▸ Required task: Extract every record, keeping each one exactly as it is.

-------- Stored rows --------

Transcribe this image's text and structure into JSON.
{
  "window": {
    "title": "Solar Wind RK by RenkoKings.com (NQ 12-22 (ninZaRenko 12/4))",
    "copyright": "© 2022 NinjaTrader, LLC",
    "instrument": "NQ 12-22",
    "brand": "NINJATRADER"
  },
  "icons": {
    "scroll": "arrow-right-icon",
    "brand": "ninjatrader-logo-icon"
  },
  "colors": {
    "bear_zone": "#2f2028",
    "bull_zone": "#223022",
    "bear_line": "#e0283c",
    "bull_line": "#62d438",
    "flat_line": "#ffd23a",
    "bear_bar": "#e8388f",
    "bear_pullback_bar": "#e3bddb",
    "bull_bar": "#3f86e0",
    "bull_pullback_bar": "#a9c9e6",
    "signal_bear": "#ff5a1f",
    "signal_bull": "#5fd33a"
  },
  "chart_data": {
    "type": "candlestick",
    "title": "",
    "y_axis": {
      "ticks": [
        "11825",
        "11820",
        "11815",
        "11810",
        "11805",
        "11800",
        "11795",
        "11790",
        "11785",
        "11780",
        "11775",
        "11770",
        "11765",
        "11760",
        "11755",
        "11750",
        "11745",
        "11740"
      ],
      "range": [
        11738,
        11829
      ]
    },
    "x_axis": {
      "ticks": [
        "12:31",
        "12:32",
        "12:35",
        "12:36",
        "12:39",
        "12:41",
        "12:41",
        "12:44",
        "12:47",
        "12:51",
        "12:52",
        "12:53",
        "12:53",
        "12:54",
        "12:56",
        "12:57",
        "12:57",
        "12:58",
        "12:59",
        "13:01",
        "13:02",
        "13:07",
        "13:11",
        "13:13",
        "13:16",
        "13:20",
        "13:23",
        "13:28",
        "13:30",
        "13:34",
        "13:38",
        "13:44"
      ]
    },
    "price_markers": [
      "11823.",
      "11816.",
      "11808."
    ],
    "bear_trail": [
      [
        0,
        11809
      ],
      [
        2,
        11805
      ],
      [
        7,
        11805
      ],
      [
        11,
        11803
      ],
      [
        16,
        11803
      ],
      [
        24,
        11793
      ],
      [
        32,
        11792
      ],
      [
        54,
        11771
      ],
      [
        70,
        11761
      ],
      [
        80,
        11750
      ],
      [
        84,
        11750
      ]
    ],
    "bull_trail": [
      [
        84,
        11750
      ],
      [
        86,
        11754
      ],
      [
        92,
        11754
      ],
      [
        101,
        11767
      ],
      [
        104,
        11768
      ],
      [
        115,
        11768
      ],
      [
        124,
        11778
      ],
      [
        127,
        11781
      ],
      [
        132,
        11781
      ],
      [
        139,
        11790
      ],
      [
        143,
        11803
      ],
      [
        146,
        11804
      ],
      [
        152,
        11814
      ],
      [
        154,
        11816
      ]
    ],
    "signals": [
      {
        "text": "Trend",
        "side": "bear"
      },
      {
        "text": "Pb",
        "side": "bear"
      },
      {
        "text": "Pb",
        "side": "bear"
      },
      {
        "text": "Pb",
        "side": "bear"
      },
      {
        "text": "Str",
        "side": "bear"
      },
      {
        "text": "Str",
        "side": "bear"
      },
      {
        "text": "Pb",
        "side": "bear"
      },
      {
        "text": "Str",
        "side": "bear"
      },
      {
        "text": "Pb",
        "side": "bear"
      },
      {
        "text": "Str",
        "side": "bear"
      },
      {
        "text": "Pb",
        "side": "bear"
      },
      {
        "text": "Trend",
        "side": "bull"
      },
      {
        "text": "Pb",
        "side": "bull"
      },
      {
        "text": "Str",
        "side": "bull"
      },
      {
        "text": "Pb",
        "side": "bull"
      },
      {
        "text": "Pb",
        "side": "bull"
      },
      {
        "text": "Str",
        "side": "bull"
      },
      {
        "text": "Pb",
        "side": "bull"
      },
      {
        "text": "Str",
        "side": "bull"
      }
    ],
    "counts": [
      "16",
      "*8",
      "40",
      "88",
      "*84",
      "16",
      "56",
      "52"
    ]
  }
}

--------

▸ Completed exercise:
Transcribe this image's text and structure into JSON.
{
  "window": {
    "title": "Solar Wind RK by RenkoKings.com (NQ 12-22 (ninZaRenko 12/4))",
    "copyright": "© 2022 NinjaTrader, LLC",
    "instrument": "NQ 12-22",
    "brand": "NINJATRADER"
  },
  "icons": {
    "scroll": "arrow-right-icon",
    "brand": "ninjatrader-logo-icon"
  },
  "colors": {
    "bear_zone": "#2f2028",
    "bull_zone": "#223022",
    "bear_line": "#e0283c",
    "bull_line": "#62d438",
    "flat_line": "#ffd23a",
    "bear_bar": "#e8388f",
    "bear_pullback_bar": "#e3bddb",
    "bull_bar": "#3f86e0",
    "bull_pullback_bar": "#a9c9e6",
    "signal_bear": "#ff5a1f",
    "signal_bull": "#5fd33a"
  },
  "chart_data": {
    "type": "candlestick",
    "title": "",
    "y_axis": {
      "ticks": [
        "11825",
        "11820",
        "11815",
        "11810",
        "11805",
        "11800",
        "11795",
        "11790",
        "11785",
        "11780",
        "11775",
        "11770",
        "11765",
        "11760",
        "11755",
        "11750",
        "11745",
        "11740"
      ],
      "range": [
        11738,
        11829
      ]
    },
    "x_axis": {
      "ticks": [
        "12:31",
        "12:32",
        "12:35",
        "12:36",
        "12:39",
        "12:41",
        "12:41",
        "12:44",
        "12:47",
        "12:51",
        "12:52",
        "12:53",
        "12:53",
        "12:54",
        "12:56",
        "12:57",
        "12:57",
        "12:58",
        "12:59",
        "13:01",
        "13:02",
        "13:07",
        "13:11",
        "13:13",
        "13:16",
        "13:20",
        "13:23",
        "13:28",
        "13:30",
        "13:34",
        "13:38",
        "13:44"
      ]
    },
    "price_markers": [
      "11823.",
      "11816.",
      "11808."
    ],
    "bear_trail": [
      [
        0,
        11809
      ],
      [
        2,
        11805
      ],
      [
        7,
        11805
      ],
      [
        11,
        11803
      ],
      [
        16,
        11803
      ],
      [
        24,
        11793
      ],
      [
        32,
        11792
      ],
      [
        54,
        11771
      ],
      [
        70,
        11761
      ],
      [
        80,
        11750
      ],
      [
        84,
        11750
      ]
    ],
    "bull_trail": [
      [
        84,
        11750
      ],
      [
        86,
        11754
      ],
      [
        92,
        11754
      ],
      [
        101,
        11767
      ],
      [
        104,
        11768
      ],
      [
        115,
        11768
      ],
      [
        124,
        11778
      ],
      [
        127,
        11781
      ],
      [
        132,
        11781
      ],
      [
        139,
        11790
      ],
      [
        143,
        11803
      ],
      [
        146,
        11804
      ],
      [
        152,
        11814
      ],
      [
        154,
        11816
      ]
    ],
    "signals": [
      {
        "text": "Trend",
        "side": "bear"
      },
      {
        "text": "Pb",
        "side": "bear"
      },
      {
        "text": "Pb",
        "side": "bear"
      },
      {
        "text": "Pb",
        "side": "bear"
      },
      {
        "text": "Str",
        "side": "bear"
      },
      {
        "text": "Str",
        "side": "bear"
      },
      {
        "text": "Pb",
        "side": "bear"
      },
      {
        "text": "Str",
        "side": "bear"
      },
      {
        "text": "Pb",
        "side": "bear"
      },
      {
        "text": "Str",
        "side": "bear"
      },
      {
        "text": "Pb",
        "side": "bear"
      },
      {
        "text": "Trend",
        "side": "bull"
      },
      {
        "text": "Pb",
        "side": "bull"
      },
      {
        "text": "Str",
        "side": "bull"
      },
      {
        "text": "Pb",
        "side": "bull"
      },
      {
        "text": "Pb",
        "side": "bull"
      },
      {
        "text": "Str",
        "side": "bull"
      },
      {
        "text": "Pb",
        "side": "bull"
      },
      {
        "text": "Str",
        "side": "bull"
      }
    ],
    "counts": [
      "16",
      "*8",
      "40",
      "88",
      "*84",
      "16",
      "56",
      "52"
    ]
  }
}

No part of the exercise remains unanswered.